SUPPLIED RECORDS =>
>> start
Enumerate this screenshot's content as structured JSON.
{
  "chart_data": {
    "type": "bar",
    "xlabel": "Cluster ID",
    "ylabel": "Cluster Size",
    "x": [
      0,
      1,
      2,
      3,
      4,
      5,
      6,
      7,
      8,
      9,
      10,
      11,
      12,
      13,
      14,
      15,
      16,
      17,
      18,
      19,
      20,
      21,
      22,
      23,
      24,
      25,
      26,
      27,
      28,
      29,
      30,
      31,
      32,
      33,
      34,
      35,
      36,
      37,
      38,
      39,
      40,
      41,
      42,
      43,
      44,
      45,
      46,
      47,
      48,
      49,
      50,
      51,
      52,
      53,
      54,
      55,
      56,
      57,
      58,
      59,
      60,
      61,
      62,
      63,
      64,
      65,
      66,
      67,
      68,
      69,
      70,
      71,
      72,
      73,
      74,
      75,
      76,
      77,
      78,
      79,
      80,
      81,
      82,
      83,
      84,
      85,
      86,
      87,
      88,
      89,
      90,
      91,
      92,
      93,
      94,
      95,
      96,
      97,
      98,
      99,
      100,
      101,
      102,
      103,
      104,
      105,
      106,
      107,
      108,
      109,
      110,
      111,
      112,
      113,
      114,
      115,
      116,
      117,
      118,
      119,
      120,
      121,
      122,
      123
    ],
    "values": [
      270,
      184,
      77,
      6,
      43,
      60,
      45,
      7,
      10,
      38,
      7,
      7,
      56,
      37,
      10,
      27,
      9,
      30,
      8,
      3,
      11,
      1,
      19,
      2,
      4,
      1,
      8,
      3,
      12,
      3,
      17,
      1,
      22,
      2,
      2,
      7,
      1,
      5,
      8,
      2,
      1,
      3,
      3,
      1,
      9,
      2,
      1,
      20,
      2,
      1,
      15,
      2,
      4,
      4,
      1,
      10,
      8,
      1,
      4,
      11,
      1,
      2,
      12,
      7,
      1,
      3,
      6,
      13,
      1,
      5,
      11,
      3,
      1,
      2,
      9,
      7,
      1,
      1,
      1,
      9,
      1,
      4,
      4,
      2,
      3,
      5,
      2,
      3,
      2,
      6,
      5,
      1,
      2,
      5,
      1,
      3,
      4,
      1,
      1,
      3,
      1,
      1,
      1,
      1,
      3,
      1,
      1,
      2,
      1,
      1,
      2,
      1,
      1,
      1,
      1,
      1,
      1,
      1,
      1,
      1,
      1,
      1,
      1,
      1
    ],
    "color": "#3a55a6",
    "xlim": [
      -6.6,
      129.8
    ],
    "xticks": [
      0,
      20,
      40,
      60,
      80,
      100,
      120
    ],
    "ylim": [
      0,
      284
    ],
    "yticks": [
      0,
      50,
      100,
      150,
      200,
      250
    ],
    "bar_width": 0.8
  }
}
>> end
REQUIRED TASK =>
Your task is to repeat the data exactly, with nothing left out.

RESPONSE FOR THIS EXERCISE =>
Enumerate this screenshot's content as structured JSON.
{
  "chart_data": {
    "type": "bar",
    "xlabel": "Cluster ID",
    "ylabel": "Cluster Size",
    "x": [
      0,
      1,
      2,
      3,
      4,
      5,
      6,
      7,
      8,
      9,
      10,
      11,
      12,
      13,
      14,
      15,
      16,
      17,
      18,
      19,
      20,
      21,
      22,
      23,
      24,
      25,
      26,
      27,
      28,
      29,
      30,
      31,
      32,
      33,
      34,
      35,
      36,
      37,
      38,
      39,
      40,
      41,
      42,
      43,
      44,
      45,
      46,
      47,
      48,
      49,
      50,
      51,
      52,
      53,
      54,
      55,
      56,
      57,
      58,
      59,
      60,
      61,
      62,
      63,
      64,
      65,
      66,
      67,
      68,
      69,
      70,
      71,
      72,
      73,
      74,
      75,
      76,
      77,
      78,
      79,
      80,
      81,
      82,
      83,
      84,
      85,
      86,
      87,
      88,
      89,
      90,
      91,
      92,
      93,
      94,
      95,
      96,
      97,
      98,
      99,
      100,
      101,
      102,
      103,
      104,
      105,
      106,
      107,
      108,
      109,
      110,
      111,
      112,
      113,
      114,
      115,
      116,
      117,
      118,
      119,
      120,
      121,
      122,
      123
    ],
    "values": [
      270,
      184,
      77,
      6,
      43,
      60,
      45,
      7,
      10,
      38,
      7,
      7,
      56,
      37,
      10,
      27,
      9,
      30,
      8,
      3,
      11,
      1,
      19,
      2,
      4,
      1,
      8,
      3,
      12,
      3,
      17,
      1,
      22,
      2,
      2,
      7,
      1,
      5,
      8,
      2,
      1,
      3,
      3,
      1,
      9,
      2,
      1,
      20,
      2,
      1,
      15,
      2,
      4,
      4,
      1,
      10,
      8,
      1,
      4,
      11,
      1,
      2,
      12,
      7,
      1,
      3,
      6,
      13,
      1,
      5,
      11,
      3,
      1,
      2,
      9,
      7,
      1,
      1,
      1,
      9,
      1,
      4,
      4,
      2,
      3,
      5,
      2,
      3,
      2,
      6,
      5,
      1,
      2,
      5,
      1,
      3,
      4,
      1,
      1,
      3,
      1,
      1,
      1,
      1,
      3,
      1,
      1,
      2,
      1,
      1,
      2,
      1,
      1,
      1,
      1,
      1,
      1,
      1,
      1,
      1,
      1,
      1,
      1,
      1
    ],
    "color": "#3a55a6",
    "xlim": [
      -6.6,
      129.8
    ],
    "xticks": [
      0,
      20,
      40,
      60,
      80,
      100,
      120
    ],
    "ylim": [
      0,
      284
    ],
    "yticks": [
      0,
      50,
      100,
      150,
      200,
      250
    ],
    "bar_width": 0.8
  }
}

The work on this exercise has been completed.